### Exercise materials ###
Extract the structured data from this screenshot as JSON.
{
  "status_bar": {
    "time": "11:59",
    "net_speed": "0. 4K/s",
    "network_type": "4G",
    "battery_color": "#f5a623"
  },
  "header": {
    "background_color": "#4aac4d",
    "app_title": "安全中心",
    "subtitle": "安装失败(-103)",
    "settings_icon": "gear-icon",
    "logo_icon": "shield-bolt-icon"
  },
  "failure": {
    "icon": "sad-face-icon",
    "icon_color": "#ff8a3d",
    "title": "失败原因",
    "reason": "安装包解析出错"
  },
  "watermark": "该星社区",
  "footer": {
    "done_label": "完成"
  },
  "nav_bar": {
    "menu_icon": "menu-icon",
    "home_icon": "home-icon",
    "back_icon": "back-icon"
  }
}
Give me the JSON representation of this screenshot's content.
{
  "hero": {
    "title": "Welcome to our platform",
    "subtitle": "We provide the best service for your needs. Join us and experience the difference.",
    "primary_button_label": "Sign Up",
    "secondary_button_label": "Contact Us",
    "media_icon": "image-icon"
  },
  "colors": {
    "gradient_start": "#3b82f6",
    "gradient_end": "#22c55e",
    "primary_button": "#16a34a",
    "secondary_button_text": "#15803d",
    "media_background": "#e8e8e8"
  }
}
###
*Description of the task*: Copy out each line above, character for character.

*Solution*:
Extract the structured data from this screenshot as JSON.
{
  "status_bar": {
    "time": "11:59",
    "net_speed": "0. 4K/s",
    "network_type": "4G",
    "battery_color": "#f5a623"
  },
  "header": {
    "background_color": "#4aac4d",
    "app_title": "安全中心",
    "subtitle": "安装失败(-103)",
    "settings_icon": "gear-icon",
    "logo_icon": "shield-bolt-icon"
  },
  "failure": {
    "icon": "sad-face-icon",
    "icon_color": "#ff8a3d",
    "title": "失败原因",
    "reason": "安装包解析出错"
  },
  "watermark": "该星社区",
  "footer": {
    "done_label": "完成"
  },
  "nav_bar": {
    "menu_icon": "menu-icon",
    "home_icon": "home-icon",
    "back_icon": "back-icon"
  }
}
Give me the JSON representation of this screenshot's content.
{
  "hero": {
    "title": "Welcome to our platform",
    "subtitle": "We provide the best service for your needs. Join us and experience the difference.",
    "primary_button_label": "Sign Up",
    "secondary_button_label": "Contact Us",
    "media_icon": "image-icon"
  },
  "colors": {
    "gradient_start": "#3b82f6",
    "gradient_end": "#22c55e",
    "primary_button": "#16a34a",
    "secondary_button_text": "#15803d",
    "media_background": "#e8e8e8"
  }
}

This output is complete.